__Directions for this task__.
Leave out the images and repeat the listing below without a single change.
-- begin Raw data --
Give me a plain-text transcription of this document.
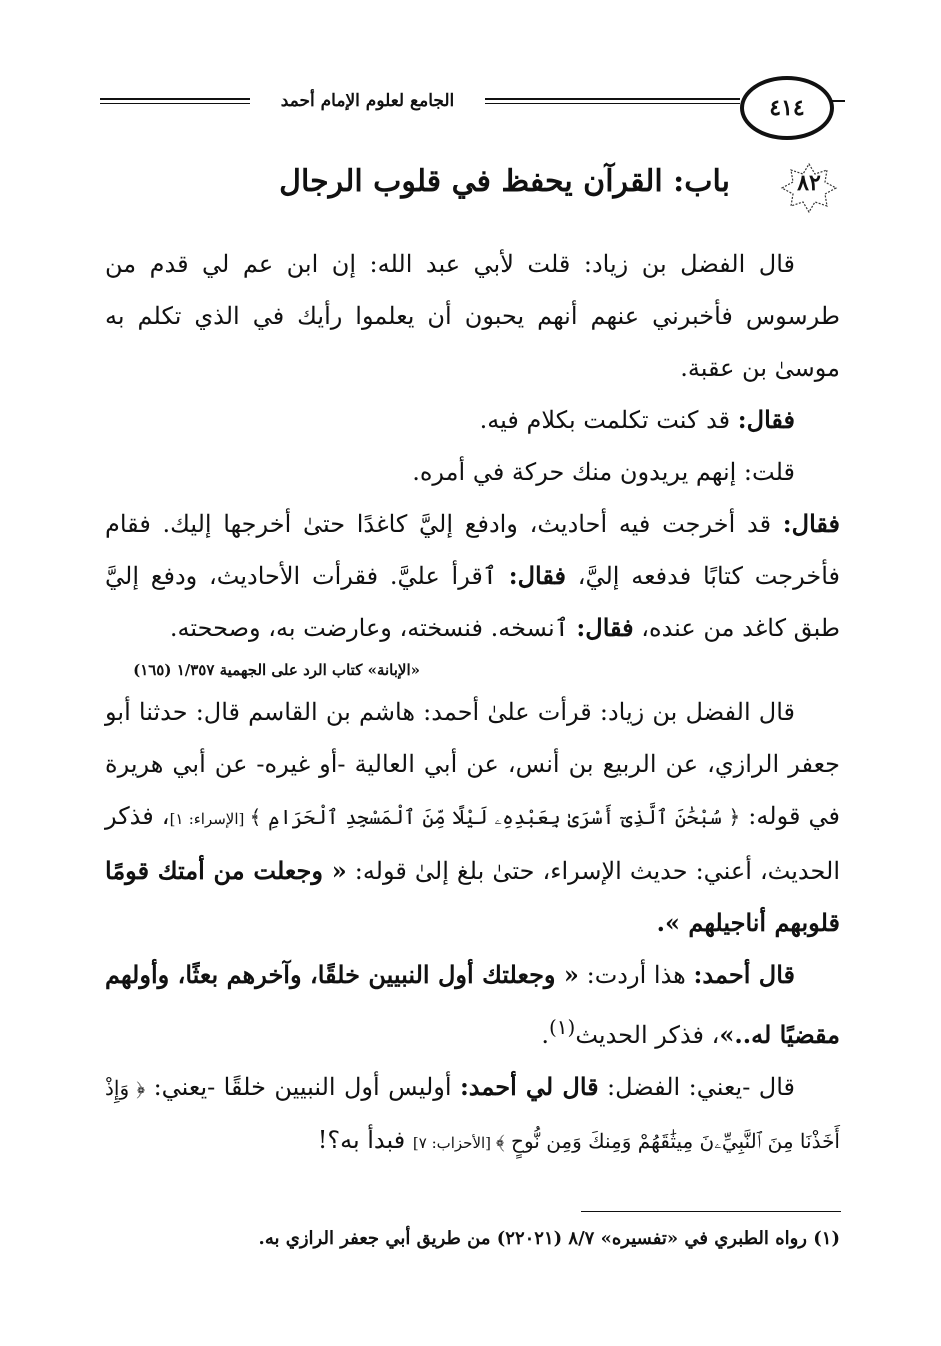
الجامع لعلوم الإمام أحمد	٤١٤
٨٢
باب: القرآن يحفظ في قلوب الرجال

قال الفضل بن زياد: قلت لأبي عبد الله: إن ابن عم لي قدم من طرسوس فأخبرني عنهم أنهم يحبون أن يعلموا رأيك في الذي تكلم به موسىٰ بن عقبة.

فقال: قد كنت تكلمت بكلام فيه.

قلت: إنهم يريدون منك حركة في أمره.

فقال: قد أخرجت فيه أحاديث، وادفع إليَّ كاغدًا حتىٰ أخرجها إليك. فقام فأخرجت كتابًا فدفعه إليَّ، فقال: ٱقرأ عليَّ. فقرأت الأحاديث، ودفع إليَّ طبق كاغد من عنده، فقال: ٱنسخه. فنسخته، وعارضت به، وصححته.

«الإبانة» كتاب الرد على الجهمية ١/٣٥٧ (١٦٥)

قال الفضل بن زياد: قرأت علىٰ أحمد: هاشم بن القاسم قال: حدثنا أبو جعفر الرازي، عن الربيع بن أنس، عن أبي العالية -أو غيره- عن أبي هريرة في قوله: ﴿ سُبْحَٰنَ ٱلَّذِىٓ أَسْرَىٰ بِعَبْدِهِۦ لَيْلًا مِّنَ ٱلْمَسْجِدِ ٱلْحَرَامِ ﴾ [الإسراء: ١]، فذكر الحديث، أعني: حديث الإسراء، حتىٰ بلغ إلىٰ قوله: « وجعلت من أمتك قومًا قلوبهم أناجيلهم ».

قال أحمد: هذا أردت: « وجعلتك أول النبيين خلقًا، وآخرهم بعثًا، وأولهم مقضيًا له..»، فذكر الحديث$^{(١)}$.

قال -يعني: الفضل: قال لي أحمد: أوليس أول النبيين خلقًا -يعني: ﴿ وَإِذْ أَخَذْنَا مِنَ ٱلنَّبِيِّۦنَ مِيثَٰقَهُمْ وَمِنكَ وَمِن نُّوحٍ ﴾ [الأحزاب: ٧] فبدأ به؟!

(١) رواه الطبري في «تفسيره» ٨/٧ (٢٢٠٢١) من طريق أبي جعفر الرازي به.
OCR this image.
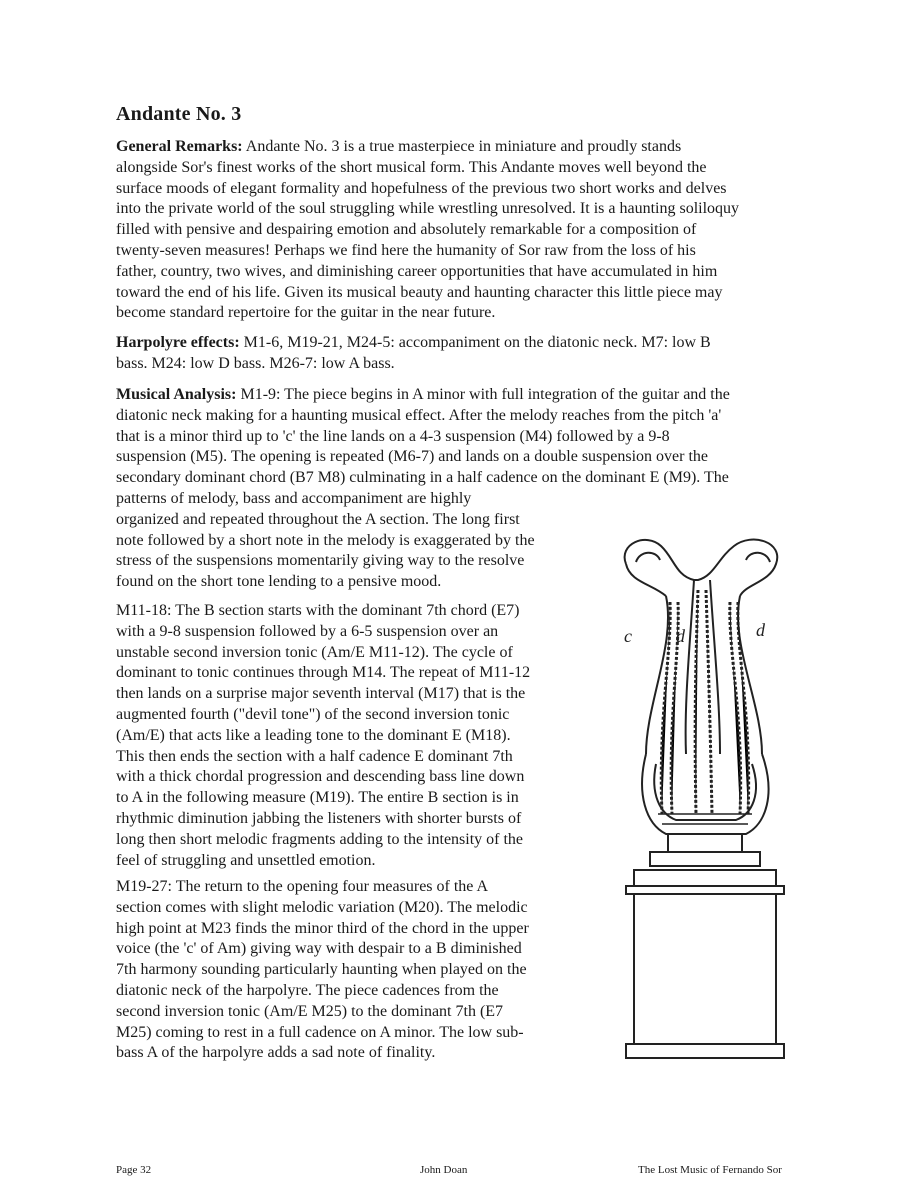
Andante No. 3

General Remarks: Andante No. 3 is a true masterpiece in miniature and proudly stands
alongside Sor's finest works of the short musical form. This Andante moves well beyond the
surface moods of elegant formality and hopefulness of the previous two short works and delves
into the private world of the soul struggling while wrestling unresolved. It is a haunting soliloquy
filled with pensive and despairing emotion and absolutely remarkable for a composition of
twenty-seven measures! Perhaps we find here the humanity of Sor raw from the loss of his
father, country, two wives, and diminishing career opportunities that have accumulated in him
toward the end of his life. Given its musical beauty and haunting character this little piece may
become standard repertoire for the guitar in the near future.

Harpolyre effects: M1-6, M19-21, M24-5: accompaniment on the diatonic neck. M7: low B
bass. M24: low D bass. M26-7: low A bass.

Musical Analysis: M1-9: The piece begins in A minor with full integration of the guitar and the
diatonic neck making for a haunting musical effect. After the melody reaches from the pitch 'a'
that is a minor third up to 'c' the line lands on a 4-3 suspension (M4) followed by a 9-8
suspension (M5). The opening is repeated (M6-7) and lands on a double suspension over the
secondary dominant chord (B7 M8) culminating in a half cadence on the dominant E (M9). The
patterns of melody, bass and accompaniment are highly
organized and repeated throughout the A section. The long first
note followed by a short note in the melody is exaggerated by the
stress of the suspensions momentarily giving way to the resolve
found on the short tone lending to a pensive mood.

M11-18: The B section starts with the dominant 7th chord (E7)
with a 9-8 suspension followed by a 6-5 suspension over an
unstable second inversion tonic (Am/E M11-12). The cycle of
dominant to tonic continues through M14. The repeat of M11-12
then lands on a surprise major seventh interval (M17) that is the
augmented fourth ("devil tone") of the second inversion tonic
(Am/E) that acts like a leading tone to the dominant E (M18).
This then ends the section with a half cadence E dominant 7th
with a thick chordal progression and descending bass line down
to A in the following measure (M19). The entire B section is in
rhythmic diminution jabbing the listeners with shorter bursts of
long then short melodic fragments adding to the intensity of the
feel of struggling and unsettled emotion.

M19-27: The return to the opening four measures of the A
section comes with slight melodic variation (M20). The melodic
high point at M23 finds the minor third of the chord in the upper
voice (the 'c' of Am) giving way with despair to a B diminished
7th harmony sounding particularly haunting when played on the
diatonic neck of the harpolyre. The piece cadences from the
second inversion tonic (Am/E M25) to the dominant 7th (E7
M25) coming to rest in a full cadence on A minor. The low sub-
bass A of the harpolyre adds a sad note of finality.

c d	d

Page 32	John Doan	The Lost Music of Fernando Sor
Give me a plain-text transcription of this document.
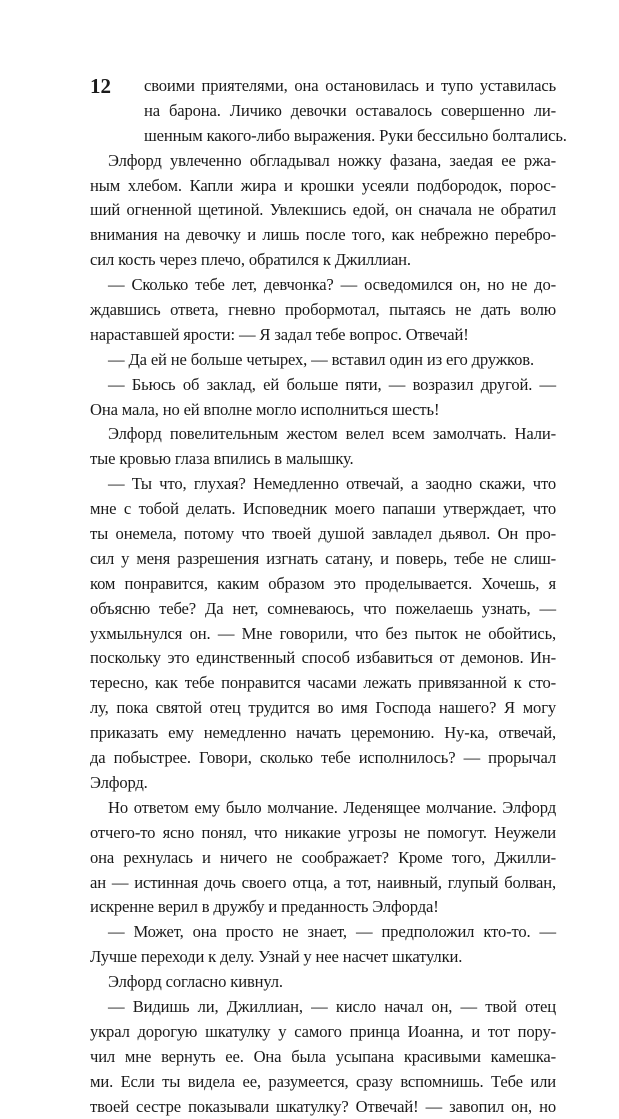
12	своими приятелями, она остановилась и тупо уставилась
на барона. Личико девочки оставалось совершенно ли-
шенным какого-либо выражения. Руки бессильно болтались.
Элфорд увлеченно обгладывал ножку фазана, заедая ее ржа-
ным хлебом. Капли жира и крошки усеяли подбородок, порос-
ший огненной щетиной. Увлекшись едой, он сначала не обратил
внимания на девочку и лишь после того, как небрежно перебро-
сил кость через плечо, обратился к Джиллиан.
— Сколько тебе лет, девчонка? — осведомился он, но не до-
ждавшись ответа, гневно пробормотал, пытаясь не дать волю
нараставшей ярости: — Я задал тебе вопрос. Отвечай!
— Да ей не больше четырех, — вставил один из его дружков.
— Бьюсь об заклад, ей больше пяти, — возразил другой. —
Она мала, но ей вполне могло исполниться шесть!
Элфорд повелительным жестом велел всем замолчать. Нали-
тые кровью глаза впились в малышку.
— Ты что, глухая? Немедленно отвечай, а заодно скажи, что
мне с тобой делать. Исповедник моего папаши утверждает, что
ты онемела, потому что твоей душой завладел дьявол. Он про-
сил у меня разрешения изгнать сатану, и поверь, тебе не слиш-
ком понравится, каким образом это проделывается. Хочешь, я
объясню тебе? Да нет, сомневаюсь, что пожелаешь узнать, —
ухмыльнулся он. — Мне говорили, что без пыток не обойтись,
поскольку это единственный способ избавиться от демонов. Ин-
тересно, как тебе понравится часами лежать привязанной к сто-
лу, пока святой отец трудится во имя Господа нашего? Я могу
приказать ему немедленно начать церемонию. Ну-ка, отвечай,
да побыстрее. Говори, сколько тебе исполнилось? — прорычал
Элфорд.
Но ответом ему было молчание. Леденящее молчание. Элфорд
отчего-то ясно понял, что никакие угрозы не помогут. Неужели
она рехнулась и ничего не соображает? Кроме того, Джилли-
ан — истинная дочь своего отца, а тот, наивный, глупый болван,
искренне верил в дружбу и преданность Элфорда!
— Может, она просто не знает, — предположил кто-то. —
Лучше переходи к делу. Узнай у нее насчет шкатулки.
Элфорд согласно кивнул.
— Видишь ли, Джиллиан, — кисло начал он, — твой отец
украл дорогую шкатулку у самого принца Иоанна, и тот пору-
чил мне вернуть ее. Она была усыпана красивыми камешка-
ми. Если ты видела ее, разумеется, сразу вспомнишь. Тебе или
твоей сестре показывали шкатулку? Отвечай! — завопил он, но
-- end Raw data --
__Result for this task__.
Give me a plain-text transcription of this document.
الجامع لعلوم الإمام أحمد	٤١٤
٨٢
باب: القرآن يحفظ في قلوب الرجال

قال الفضل بن زياد: قلت لأبي عبد الله: إن ابن عم لي قدم من طرسوس فأخبرني عنهم أنهم يحبون أن يعلموا رأيك في الذي تكلم به موسىٰ بن عقبة.

فقال: قد كنت تكلمت بكلام فيه.

قلت: إنهم يريدون منك حركة في أمره.

فقال: قد أخرجت فيه أحاديث، وادفع إليَّ كاغدًا حتىٰ أخرجها إليك. فقام فأخرجت كتابًا فدفعه إليَّ، فقال: ٱقرأ عليَّ. فقرأت الأحاديث، ودفع إليَّ طبق كاغد من عنده، فقال: ٱنسخه. فنسخته، وعارضت به، وصححته.

«الإبانة» كتاب الرد على الجهمية ١/٣٥٧ (١٦٥)

قال الفضل بن زياد: قرأت علىٰ أحمد: هاشم بن القاسم قال: حدثنا أبو جعفر الرازي، عن الربيع بن أنس، عن أبي العالية -أو غيره- عن أبي هريرة في قوله: ﴿ سُبْحَٰنَ ٱلَّذِىٓ أَسْرَىٰ بِعَبْدِهِۦ لَيْلًا مِّنَ ٱلْمَسْجِدِ ٱلْحَرَامِ ﴾ [الإسراء: ١]، فذكر الحديث، أعني: حديث الإسراء، حتىٰ بلغ إلىٰ قوله: « وجعلت من أمتك قومًا قلوبهم أناجيلهم ».

قال أحمد: هذا أردت: « وجعلتك أول النبيين خلقًا، وآخرهم بعثًا، وأولهم مقضيًا له..»، فذكر الحديث$^{(١)}$.

قال -يعني: الفضل: قال لي أحمد: أوليس أول النبيين خلقًا -يعني: ﴿ وَإِذْ أَخَذْنَا مِنَ ٱلنَّبِيِّۦنَ مِيثَٰقَهُمْ وَمِنكَ وَمِن نُّوحٍ ﴾ [الأحزاب: ٧] فبدأ به؟!

(١) رواه الطبري في «تفسيره» ٨/٧ (٢٢٠٢١) من طريق أبي جعفر الرازي به.
OCR this image.
Andante No. 3

General Remarks: Andante No. 3 is a true masterpiece in miniature and proudly stands
alongside Sor's finest works of the short musical form. This Andante moves well beyond the
surface moods of elegant formality and hopefulness of the previous two short works and delves
into the private world of the soul struggling while wrestling unresolved. It is a haunting soliloquy
filled with pensive and despairing emotion and absolutely remarkable for a composition of
twenty-seven measures! Perhaps we find here the humanity of Sor raw from the loss of his
father, country, two wives, and diminishing career opportunities that have accumulated in him
toward the end of his life. Given its musical beauty and haunting character this little piece may
become standard repertoire for the guitar in the near future.

Harpolyre effects: M1-6, M19-21, M24-5: accompaniment on the diatonic neck. M7: low B
bass. M24: low D bass. M26-7: low A bass.

Musical Analysis: M1-9: The piece begins in A minor with full integration of the guitar and the
diatonic neck making for a haunting musical effect. After the melody reaches from the pitch 'a'
that is a minor third up to 'c' the line lands on a 4-3 suspension (M4) followed by a 9-8
suspension (M5). The opening is repeated (M6-7) and lands on a double suspension over the
secondary dominant chord (B7 M8) culminating in a half cadence on the dominant E (M9). The
patterns of melody, bass and accompaniment are highly
organized and repeated throughout the A section. The long first
note followed by a short note in the melody is exaggerated by the
stress of the suspensions momentarily giving way to the resolve
found on the short tone lending to a pensive mood.

M11-18: The B section starts with the dominant 7th chord (E7)
with a 9-8 suspension followed by a 6-5 suspension over an
unstable second inversion tonic (Am/E M11-12). The cycle of
dominant to tonic continues through M14. The repeat of M11-12
then lands on a surprise major seventh interval (M17) that is the
augmented fourth ("devil tone") of the second inversion tonic
(Am/E) that acts like a leading tone to the dominant E (M18).
This then ends the section with a half cadence E dominant 7th
with a thick chordal progression and descending bass line down
to A in the following measure (M19). The entire B section is in
rhythmic diminution jabbing the listeners with shorter bursts of
long then short melodic fragments adding to the intensity of the
feel of struggling and unsettled emotion.

M19-27: The return to the opening four measures of the A
section comes with slight melodic variation (M20). The melodic
high point at M23 finds the minor third of the chord in the upper
voice (the 'c' of Am) giving way with despair to a B diminished
7th harmony sounding particularly haunting when played on the
diatonic neck of the harpolyre. The piece cadences from the
second inversion tonic (Am/E M25) to the dominant 7th (E7
M25) coming to rest in a full cadence on A minor. The low sub-
bass A of the harpolyre adds a sad note of finality.

c d	d

Page 32	John Doan	The Lost Music of Fernando Sor
Give me a plain-text transcription of this document.
12	своими приятелями, она остановилась и тупо уставилась
на барона. Личико девочки оставалось совершенно ли-
шенным какого-либо выражения. Руки бессильно болтались.
Элфорд увлеченно обгладывал ножку фазана, заедая ее ржа-
ным хлебом. Капли жира и крошки усеяли подбородок, порос-
ший огненной щетиной. Увлекшись едой, он сначала не обратил
внимания на девочку и лишь после того, как небрежно перебро-
сил кость через плечо, обратился к Джиллиан.
— Сколько тебе лет, девчонка? — осведомился он, но не до-
ждавшись ответа, гневно пробормотал, пытаясь не дать волю
нараставшей ярости: — Я задал тебе вопрос. Отвечай!
— Да ей не больше четырех, — вставил один из его дружков.
— Бьюсь об заклад, ей больше пяти, — возразил другой. —
Она мала, но ей вполне могло исполниться шесть!
Элфорд повелительным жестом велел всем замолчать. Нали-
тые кровью глаза впились в малышку.
— Ты что, глухая? Немедленно отвечай, а заодно скажи, что
мне с тобой делать. Исповедник моего папаши утверждает, что
ты онемела, потому что твоей душой завладел дьявол. Он про-
сил у меня разрешения изгнать сатану, и поверь, тебе не слиш-
ком понравится, каким образом это проделывается. Хочешь, я
объясню тебе? Да нет, сомневаюсь, что пожелаешь узнать, —
ухмыльнулся он. — Мне говорили, что без пыток не обойтись,
поскольку это единственный способ избавиться от демонов. Ин-
тересно, как тебе понравится часами лежать привязанной к сто-
лу, пока святой отец трудится во имя Господа нашего? Я могу
приказать ему немедленно начать церемонию. Ну-ка, отвечай,
да побыстрее. Говори, сколько тебе исполнилось? — прорычал
Элфорд.
Но ответом ему было молчание. Леденящее молчание. Элфорд
отчего-то ясно понял, что никакие угрозы не помогут. Неужели
она рехнулась и ничего не соображает? Кроме того, Джилли-
ан — истинная дочь своего отца, а тот, наивный, глупый болван,
искренне верил в дружбу и преданность Элфорда!
— Может, она просто не знает, — предположил кто-то. —
Лучше переходи к делу. Узнай у нее насчет шкатулки.
Элфорд согласно кивнул.
— Видишь ли, Джиллиан, — кисло начал он, — твой отец
украл дорогую шкатулку у самого принца Иоанна, и тот пору-
чил мне вернуть ее. Она была усыпана красивыми камешка-
ми. Если ты видела ее, разумеется, сразу вспомнишь. Тебе или
твоей сестре показывали шкатулку? Отвечай! — завопил он, но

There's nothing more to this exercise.